Given task >>
Rewrite the data from its first line through the line containing "182, 594, 186]", inclusive, changing every "candle-body" to "candle-rect" and leaving everything else as it stands.
***** Material for this task
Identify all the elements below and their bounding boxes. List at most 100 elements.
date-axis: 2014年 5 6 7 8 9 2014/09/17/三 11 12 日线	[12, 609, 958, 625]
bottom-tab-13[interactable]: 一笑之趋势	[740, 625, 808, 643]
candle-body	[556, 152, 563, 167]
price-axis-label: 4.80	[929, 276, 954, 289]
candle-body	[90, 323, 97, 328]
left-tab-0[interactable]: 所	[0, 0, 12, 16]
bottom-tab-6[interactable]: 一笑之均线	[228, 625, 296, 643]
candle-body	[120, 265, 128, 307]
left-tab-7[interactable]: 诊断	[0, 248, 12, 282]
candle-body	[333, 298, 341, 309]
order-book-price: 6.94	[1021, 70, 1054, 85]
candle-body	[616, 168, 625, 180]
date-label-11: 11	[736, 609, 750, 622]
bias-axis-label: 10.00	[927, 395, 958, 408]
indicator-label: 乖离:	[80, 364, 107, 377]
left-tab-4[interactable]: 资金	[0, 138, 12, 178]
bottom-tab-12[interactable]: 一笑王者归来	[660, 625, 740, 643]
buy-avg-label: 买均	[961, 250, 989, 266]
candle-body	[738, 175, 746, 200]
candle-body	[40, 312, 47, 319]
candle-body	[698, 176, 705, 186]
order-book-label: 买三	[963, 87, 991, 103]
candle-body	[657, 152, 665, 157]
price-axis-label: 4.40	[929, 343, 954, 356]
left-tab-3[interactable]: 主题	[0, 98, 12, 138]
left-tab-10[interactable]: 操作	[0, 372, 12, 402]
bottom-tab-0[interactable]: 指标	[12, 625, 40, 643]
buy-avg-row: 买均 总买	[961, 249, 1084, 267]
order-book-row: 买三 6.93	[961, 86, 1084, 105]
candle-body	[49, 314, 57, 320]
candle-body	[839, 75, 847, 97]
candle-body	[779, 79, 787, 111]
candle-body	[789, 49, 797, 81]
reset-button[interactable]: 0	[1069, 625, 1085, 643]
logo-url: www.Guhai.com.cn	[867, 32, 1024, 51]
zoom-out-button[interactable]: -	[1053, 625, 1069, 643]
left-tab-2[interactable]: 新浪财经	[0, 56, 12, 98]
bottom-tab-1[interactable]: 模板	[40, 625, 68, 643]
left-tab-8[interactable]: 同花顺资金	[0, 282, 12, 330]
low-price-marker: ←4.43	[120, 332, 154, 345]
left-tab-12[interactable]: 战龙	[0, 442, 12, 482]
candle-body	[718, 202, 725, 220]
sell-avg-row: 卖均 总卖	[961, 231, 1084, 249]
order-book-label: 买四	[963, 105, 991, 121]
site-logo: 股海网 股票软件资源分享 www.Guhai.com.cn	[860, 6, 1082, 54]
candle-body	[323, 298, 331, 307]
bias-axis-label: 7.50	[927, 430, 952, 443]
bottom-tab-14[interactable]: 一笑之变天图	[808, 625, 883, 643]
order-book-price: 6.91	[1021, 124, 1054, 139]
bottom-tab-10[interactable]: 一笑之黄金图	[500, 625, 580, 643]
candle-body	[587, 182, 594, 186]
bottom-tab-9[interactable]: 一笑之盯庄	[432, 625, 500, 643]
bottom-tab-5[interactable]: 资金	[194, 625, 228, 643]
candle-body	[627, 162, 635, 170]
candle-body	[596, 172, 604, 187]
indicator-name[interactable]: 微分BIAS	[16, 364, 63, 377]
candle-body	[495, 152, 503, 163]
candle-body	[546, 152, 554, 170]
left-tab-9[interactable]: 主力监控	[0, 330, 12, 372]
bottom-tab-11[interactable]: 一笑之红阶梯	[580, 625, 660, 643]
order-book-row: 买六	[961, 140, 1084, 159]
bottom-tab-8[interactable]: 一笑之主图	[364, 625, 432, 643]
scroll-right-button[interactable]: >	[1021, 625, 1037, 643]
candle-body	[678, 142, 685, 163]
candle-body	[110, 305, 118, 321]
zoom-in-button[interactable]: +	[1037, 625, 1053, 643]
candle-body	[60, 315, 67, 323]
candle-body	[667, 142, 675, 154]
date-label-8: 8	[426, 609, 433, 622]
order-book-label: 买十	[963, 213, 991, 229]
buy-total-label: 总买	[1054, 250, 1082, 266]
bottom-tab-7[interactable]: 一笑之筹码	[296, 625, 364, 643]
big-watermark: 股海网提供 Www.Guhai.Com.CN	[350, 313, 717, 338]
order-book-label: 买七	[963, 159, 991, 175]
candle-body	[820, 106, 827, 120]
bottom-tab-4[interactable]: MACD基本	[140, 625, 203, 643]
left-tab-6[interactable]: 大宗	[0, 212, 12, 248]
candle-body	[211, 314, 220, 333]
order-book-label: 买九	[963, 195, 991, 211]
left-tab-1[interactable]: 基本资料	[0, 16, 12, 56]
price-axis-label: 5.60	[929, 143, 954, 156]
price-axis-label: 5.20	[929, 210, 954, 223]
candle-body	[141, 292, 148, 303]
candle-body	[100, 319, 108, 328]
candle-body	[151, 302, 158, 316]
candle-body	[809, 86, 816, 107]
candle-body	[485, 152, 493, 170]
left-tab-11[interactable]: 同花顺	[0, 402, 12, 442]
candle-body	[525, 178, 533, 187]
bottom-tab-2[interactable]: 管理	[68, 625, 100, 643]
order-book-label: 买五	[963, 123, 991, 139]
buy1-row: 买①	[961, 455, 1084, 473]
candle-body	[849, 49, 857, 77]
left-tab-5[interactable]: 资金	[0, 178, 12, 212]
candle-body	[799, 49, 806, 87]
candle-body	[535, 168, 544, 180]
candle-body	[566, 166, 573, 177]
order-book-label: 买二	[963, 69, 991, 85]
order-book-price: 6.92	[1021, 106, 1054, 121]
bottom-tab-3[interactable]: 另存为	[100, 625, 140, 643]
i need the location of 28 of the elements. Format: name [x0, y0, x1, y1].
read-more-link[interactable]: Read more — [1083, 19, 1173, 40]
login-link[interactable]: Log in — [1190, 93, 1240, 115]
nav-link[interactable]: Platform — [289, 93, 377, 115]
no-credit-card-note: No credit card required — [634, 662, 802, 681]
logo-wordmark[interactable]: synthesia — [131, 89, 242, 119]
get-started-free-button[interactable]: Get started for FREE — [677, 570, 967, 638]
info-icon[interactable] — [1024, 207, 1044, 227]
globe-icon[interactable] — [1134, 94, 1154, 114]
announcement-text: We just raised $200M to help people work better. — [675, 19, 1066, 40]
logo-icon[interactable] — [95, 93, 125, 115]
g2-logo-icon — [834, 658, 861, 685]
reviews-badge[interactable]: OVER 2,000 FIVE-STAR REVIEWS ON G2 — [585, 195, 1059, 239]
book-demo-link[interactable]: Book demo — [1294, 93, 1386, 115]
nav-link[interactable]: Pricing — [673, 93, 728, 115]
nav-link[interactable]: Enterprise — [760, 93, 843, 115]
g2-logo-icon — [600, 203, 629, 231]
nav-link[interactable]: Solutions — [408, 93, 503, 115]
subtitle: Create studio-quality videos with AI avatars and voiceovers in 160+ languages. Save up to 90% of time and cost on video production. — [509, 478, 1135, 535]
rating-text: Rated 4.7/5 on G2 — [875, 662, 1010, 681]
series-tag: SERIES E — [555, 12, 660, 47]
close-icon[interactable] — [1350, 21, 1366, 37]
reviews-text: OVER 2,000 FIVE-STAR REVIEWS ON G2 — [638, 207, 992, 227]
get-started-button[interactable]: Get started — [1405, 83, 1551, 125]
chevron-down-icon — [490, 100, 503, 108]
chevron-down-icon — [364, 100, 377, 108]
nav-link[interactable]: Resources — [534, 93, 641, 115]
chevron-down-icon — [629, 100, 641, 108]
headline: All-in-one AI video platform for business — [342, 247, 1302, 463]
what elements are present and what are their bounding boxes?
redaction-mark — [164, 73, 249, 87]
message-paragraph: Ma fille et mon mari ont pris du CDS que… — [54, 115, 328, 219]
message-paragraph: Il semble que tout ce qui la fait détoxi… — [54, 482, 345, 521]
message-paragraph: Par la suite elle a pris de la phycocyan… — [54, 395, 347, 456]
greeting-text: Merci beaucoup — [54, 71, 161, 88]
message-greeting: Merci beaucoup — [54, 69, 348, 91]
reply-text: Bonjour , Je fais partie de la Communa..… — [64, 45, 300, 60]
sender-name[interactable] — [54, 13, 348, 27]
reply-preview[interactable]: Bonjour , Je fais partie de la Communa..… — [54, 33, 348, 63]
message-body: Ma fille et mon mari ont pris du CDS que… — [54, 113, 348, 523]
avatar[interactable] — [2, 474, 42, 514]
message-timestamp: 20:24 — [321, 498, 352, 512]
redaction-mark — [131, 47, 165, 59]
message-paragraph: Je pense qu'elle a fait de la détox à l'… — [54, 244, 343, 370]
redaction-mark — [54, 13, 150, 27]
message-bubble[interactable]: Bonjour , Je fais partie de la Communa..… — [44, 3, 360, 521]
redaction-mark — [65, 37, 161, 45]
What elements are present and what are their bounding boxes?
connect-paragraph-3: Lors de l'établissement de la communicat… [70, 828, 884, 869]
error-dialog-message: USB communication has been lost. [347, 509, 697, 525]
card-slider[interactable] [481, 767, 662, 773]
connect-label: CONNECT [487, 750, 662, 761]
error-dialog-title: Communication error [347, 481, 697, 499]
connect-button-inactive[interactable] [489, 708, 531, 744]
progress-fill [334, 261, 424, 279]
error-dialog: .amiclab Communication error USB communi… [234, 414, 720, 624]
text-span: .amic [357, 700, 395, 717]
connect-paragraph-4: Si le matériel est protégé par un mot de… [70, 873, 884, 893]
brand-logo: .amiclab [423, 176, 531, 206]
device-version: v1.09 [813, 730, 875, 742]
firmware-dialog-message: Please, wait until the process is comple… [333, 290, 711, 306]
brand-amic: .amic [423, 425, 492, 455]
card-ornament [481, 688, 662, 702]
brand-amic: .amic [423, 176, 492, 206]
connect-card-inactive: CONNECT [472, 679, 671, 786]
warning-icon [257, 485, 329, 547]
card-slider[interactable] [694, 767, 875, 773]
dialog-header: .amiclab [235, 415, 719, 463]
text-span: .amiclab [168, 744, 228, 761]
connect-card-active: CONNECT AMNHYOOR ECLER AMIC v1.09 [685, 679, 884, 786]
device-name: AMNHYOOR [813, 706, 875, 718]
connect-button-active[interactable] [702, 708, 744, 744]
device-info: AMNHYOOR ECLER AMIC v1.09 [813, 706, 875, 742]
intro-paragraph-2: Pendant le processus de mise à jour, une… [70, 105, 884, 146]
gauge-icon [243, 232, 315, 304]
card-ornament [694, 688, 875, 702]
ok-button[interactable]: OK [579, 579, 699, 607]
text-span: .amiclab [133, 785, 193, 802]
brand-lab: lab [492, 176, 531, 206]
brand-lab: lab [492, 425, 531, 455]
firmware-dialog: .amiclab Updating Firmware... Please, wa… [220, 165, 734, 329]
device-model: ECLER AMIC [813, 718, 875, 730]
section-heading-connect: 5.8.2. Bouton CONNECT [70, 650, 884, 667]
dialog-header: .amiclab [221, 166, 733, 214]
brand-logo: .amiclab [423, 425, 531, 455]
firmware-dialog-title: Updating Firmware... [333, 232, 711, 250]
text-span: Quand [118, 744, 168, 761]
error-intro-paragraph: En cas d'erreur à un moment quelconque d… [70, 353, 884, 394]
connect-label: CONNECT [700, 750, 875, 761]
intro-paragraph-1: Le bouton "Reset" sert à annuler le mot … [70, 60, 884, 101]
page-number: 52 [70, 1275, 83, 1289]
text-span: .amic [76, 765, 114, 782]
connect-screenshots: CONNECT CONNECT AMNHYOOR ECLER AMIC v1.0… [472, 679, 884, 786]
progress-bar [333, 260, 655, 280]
**********
Answer to this problem >>
Identify all the elements below and their bounding boxes. List at most 100 elements.
date-axis: 2014年 5 6 7 8 9 2014/09/17/三 11 12 日线	[12, 609, 958, 625]
bottom-tab-13[interactable]: 一笑之趋势	[740, 625, 808, 643]
candle-rect	[556, 152, 563, 167]
price-axis-label: 4.80	[929, 276, 954, 289]
candle-rect	[90, 323, 97, 328]
left-tab-0[interactable]: 所	[0, 0, 12, 16]
bottom-tab-6[interactable]: 一笑之均线	[228, 625, 296, 643]
candle-rect	[120, 265, 128, 307]
left-tab-7[interactable]: 诊断	[0, 248, 12, 282]
candle-rect	[333, 298, 341, 309]
order-book-price: 6.94	[1021, 70, 1054, 85]
candle-rect	[616, 168, 625, 180]
date-label-11: 11	[736, 609, 750, 622]
bias-axis-label: 10.00	[927, 395, 958, 408]
indicator-label: 乖离:	[80, 364, 107, 377]
left-tab-4[interactable]: 资金	[0, 138, 12, 178]
bottom-tab-12[interactable]: 一笑王者归来	[660, 625, 740, 643]
buy-avg-label: 买均	[961, 250, 989, 266]
candle-rect	[738, 175, 746, 200]
candle-rect	[40, 312, 47, 319]
candle-rect	[698, 176, 705, 186]
order-book-label: 买三	[963, 87, 991, 103]
candle-rect	[657, 152, 665, 157]
price-axis-label: 4.40	[929, 343, 954, 356]
left-tab-3[interactable]: 主题	[0, 98, 12, 138]
left-tab-10[interactable]: 操作	[0, 372, 12, 402]
bottom-tab-0[interactable]: 指标	[12, 625, 40, 643]
buy-avg-row: 买均 总买	[961, 249, 1084, 267]
order-book-row: 买三 6.93	[961, 86, 1084, 105]
candle-rect	[49, 314, 57, 320]
candle-rect	[839, 75, 847, 97]
candle-rect	[779, 79, 787, 111]
candle-rect	[789, 49, 797, 81]
reset-button[interactable]: 0	[1069, 625, 1085, 643]
logo-url: www.Guhai.com.cn	[867, 32, 1024, 51]
zoom-out-button[interactable]: -	[1053, 625, 1069, 643]
left-tab-2[interactable]: 新浪财经	[0, 56, 12, 98]
bottom-tab-1[interactable]: 模板	[40, 625, 68, 643]
left-tab-8[interactable]: 同花顺资金	[0, 282, 12, 330]
low-price-marker: ←4.43	[120, 332, 154, 345]
left-tab-12[interactable]: 战龙	[0, 442, 12, 482]
candle-rect	[718, 202, 725, 220]
sell-avg-row: 卖均 总卖	[961, 231, 1084, 249]
order-book-label: 买四	[963, 105, 991, 121]
site-logo: 股海网 股票软件资源分享 www.Guhai.com.cn	[860, 6, 1082, 54]
candle-rect	[323, 298, 331, 307]
bias-axis-label: 7.50	[927, 430, 952, 443]
bottom-tab-14[interactable]: 一笑之变天图	[808, 625, 883, 643]
order-book-price: 6.91	[1021, 124, 1054, 139]
bottom-tab-10[interactable]: 一笑之黄金图	[500, 625, 580, 643]
candle-rect	[587, 182, 594, 186]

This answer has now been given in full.